**Supplied entries:**

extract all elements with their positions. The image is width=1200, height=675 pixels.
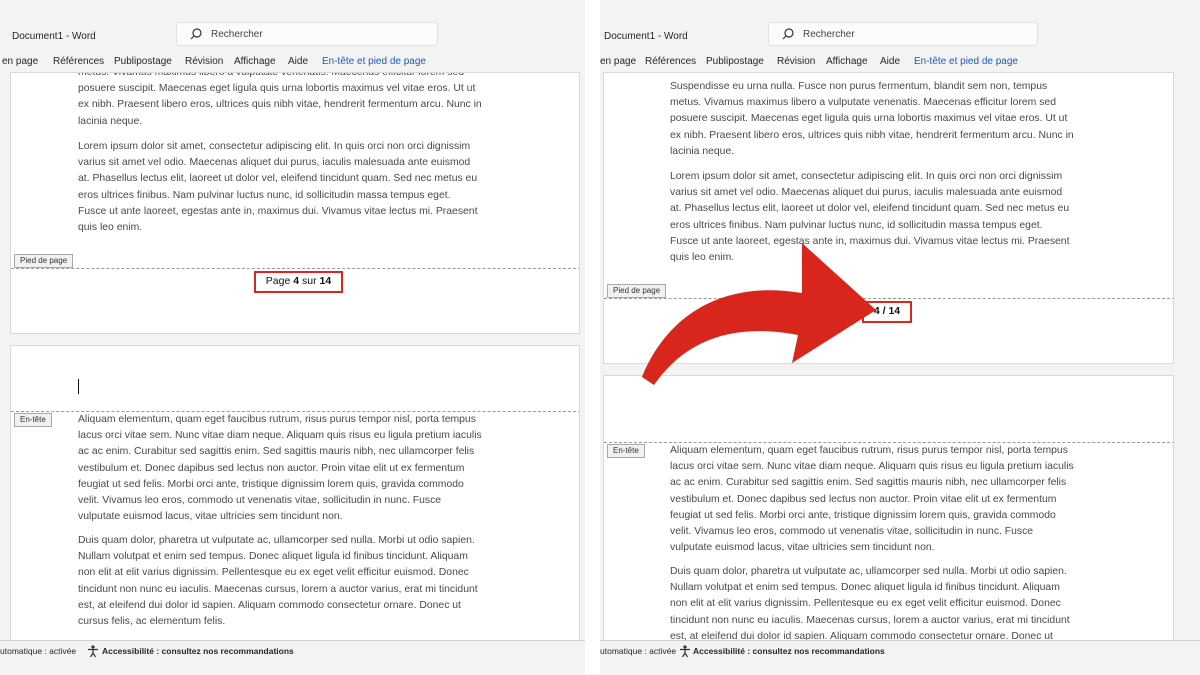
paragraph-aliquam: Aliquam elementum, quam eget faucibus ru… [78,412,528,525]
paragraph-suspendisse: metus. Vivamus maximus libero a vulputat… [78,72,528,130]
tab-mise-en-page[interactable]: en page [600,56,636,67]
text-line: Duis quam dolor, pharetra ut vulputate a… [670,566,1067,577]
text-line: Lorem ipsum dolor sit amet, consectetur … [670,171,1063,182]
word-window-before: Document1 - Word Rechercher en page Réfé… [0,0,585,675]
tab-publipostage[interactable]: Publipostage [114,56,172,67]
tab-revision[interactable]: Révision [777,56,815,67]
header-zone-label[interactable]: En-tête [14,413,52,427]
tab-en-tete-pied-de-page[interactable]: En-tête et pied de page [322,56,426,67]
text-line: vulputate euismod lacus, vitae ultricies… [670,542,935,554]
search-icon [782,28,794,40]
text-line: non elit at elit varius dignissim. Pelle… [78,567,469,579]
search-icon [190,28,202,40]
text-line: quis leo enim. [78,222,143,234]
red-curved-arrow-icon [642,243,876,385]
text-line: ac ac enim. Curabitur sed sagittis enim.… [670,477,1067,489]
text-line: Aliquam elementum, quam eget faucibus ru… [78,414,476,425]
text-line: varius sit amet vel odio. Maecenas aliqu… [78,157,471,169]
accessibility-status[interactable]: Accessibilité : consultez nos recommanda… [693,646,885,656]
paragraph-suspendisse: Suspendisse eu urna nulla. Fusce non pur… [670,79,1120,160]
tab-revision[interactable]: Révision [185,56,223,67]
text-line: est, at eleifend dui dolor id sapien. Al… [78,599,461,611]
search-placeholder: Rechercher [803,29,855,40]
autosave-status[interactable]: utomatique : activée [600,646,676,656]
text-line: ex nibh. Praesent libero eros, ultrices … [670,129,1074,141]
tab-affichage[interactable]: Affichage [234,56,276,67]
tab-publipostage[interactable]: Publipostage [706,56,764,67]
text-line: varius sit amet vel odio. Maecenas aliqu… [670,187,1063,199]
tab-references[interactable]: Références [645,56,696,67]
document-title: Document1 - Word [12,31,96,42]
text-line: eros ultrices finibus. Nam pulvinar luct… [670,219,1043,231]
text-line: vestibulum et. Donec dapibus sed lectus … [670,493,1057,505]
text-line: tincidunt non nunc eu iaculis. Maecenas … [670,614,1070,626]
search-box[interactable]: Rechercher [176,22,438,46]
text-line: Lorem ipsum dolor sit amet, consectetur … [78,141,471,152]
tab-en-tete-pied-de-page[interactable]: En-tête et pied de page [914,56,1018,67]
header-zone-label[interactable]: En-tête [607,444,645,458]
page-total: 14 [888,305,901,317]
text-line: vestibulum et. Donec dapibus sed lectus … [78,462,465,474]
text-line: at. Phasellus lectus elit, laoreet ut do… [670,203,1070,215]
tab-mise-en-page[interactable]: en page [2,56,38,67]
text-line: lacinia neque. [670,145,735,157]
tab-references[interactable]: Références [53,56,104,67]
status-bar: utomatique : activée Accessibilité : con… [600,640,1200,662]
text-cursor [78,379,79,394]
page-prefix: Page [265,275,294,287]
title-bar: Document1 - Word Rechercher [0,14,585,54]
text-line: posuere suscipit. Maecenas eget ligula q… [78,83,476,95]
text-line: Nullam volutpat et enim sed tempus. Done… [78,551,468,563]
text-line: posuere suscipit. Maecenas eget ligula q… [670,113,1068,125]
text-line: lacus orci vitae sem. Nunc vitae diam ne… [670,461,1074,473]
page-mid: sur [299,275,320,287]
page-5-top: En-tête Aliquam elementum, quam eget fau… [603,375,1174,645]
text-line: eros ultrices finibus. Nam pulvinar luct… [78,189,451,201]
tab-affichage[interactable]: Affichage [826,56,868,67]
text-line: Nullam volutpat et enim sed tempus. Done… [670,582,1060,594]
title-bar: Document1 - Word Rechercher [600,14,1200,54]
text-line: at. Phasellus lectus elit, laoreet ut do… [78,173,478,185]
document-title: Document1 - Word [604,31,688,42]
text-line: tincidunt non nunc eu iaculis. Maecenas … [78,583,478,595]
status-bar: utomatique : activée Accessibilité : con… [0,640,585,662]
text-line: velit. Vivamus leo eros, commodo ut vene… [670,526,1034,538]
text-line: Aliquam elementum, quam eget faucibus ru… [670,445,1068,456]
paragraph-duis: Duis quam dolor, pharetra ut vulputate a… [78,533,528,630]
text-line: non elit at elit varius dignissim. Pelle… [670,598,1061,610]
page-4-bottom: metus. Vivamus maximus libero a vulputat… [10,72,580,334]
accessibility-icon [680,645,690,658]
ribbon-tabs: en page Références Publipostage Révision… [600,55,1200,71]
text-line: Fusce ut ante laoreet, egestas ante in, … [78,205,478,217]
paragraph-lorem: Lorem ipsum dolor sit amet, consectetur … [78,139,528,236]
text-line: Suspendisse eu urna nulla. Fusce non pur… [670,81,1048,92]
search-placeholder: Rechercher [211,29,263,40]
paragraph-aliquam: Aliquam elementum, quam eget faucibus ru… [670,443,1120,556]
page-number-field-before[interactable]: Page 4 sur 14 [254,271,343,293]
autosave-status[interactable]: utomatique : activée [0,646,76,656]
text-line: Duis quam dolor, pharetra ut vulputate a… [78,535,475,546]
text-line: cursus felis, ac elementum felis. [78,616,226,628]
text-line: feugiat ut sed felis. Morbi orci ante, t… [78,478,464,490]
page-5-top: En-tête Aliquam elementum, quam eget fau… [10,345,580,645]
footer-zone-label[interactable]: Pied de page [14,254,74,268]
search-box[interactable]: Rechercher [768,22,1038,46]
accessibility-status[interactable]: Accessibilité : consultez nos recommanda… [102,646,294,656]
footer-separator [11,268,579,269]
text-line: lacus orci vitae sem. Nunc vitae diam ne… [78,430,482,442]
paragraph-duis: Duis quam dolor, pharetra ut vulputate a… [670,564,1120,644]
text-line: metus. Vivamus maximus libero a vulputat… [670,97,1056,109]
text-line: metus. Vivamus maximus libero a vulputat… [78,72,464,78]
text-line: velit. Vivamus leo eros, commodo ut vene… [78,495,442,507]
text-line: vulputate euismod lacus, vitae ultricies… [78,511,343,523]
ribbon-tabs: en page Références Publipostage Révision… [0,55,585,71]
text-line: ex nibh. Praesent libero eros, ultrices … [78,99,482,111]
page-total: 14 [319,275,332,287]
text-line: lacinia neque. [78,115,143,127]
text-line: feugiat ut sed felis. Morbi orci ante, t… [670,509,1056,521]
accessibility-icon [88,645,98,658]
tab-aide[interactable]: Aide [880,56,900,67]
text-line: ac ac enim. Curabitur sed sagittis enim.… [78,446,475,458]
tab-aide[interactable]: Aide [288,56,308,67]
* * *
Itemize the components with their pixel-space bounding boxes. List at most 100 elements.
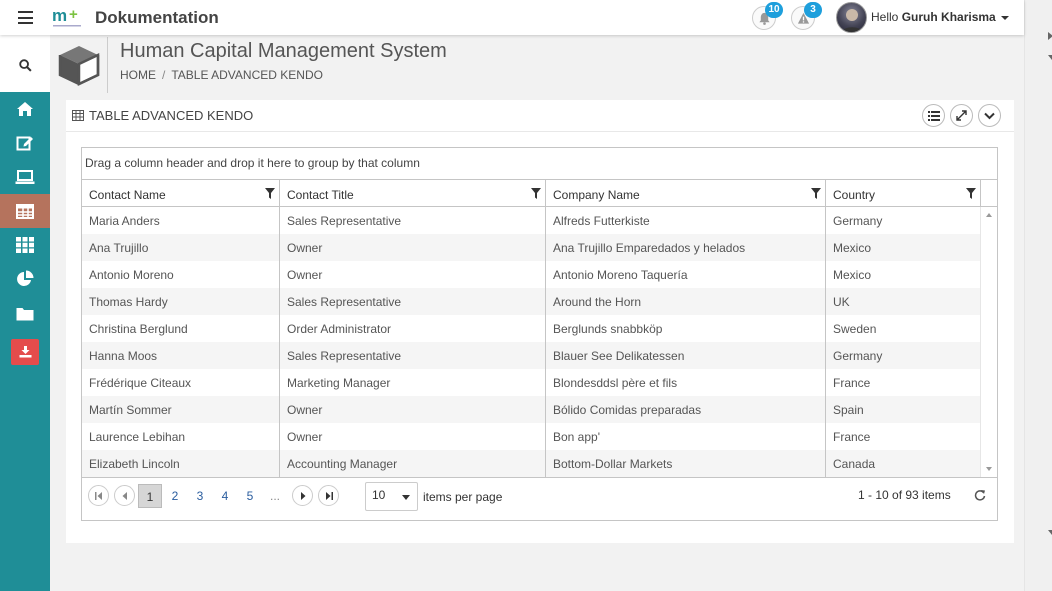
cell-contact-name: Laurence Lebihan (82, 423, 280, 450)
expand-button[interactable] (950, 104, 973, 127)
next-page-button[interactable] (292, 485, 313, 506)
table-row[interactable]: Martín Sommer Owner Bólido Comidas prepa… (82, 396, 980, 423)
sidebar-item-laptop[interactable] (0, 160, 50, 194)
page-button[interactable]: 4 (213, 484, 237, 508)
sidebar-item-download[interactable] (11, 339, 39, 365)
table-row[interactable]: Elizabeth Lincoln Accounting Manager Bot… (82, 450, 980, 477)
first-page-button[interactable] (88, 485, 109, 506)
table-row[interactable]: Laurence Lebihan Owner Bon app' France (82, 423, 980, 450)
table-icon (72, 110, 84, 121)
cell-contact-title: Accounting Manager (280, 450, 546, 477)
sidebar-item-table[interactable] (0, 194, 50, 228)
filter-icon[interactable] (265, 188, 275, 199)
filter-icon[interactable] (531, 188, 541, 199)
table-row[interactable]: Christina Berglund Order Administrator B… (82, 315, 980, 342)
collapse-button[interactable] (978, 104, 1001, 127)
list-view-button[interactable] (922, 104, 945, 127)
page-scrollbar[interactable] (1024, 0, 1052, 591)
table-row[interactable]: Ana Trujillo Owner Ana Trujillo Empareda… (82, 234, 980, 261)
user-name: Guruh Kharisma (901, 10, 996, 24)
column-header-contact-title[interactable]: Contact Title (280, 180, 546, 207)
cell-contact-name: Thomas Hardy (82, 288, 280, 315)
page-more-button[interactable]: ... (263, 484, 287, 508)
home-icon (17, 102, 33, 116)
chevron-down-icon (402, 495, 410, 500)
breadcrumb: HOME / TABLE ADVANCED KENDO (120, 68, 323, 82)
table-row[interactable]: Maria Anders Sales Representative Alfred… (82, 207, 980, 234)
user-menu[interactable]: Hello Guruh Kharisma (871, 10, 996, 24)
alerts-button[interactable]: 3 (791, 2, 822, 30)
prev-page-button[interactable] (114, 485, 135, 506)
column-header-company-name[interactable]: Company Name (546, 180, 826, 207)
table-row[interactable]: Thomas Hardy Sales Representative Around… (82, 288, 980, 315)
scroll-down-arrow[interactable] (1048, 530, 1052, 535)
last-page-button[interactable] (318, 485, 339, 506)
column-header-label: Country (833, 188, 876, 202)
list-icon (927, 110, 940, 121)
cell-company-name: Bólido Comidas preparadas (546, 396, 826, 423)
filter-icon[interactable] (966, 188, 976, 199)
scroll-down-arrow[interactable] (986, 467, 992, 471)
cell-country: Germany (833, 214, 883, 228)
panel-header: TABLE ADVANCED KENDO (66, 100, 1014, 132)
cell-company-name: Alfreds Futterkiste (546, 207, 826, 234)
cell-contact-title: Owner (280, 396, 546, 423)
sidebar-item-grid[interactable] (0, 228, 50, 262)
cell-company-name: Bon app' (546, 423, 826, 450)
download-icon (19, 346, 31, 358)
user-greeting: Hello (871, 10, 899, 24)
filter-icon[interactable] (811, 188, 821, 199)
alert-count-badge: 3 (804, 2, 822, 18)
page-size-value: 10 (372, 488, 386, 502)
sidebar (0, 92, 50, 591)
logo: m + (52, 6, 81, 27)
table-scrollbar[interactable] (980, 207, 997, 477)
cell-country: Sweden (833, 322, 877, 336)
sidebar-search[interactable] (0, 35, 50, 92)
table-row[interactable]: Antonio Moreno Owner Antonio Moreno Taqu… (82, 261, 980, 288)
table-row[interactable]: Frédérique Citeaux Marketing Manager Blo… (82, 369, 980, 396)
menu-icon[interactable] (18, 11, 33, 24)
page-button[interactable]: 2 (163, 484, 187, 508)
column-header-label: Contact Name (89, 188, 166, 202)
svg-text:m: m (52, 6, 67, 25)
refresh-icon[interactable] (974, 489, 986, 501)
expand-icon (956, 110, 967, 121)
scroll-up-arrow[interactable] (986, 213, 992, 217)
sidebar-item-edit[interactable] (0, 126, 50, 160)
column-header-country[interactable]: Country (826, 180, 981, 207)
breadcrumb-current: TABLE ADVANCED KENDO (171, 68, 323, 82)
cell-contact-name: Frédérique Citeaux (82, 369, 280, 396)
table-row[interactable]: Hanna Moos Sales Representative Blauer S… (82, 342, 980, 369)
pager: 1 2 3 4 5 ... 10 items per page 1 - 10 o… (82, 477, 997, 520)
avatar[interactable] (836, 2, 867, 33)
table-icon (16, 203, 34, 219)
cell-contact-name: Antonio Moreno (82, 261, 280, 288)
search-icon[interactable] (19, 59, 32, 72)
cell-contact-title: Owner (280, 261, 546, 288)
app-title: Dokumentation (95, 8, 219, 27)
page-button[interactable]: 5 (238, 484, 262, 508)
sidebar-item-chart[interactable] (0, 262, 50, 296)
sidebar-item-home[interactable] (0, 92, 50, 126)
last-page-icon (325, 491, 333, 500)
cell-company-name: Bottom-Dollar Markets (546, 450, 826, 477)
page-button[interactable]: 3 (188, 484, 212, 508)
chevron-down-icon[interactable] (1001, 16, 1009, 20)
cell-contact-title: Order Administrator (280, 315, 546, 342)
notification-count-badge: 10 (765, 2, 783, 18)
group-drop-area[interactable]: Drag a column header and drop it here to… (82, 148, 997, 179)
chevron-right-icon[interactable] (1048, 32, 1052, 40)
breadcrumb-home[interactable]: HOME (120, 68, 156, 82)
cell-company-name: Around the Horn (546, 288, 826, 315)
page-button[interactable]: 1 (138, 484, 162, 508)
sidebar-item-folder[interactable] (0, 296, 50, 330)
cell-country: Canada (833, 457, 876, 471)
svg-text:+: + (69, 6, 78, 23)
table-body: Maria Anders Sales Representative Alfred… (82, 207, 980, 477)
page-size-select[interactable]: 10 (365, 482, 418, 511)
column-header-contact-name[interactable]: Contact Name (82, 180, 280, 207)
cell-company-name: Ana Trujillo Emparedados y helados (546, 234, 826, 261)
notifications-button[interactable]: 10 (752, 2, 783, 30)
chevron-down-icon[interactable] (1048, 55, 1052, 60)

**Instructions to follow:** Recast the lines from the one containing "faucibus ru… [78,412,528,525]" through the one containing "header-zone-label[interactable]: En-tête [14,413,52,427]", both included, as a Markdown table with the columns Row and Line. Number each row, and leave out any blank lines.

**Completed exercise:**
| Row | Line |
|---|---|
| 1 | paragraph-aliquam: Aliquam elementum, quam eget faucibus ru… [78,412,528,525] |
| 2 | paragraph-suspendisse: metus. Vivamus maximus libero a vulputat… [78,72,528,130] |
| 3 | tab-mise-en-page[interactable]: en page [600,56,636,67] |
| 4 | text-line: Duis quam dolor, pharetra ut vulputate a… [670,566,1067,577] |
| 5 | text-line: Lorem ipsum dolor sit amet, consectetur … [670,171,1063,182] |
| 6 | word-window-before: Document1 - Word Rechercher en page Réfé… [0,0,585,675] |
| 7 | tab-publipostage[interactable]: Publipostage [114,56,172,67] |
| 8 | tab-revision[interactable]: Révision [777,56,815,67] |
| 9 | header-zone-label[interactable]: En-tête [14,413,52,427] |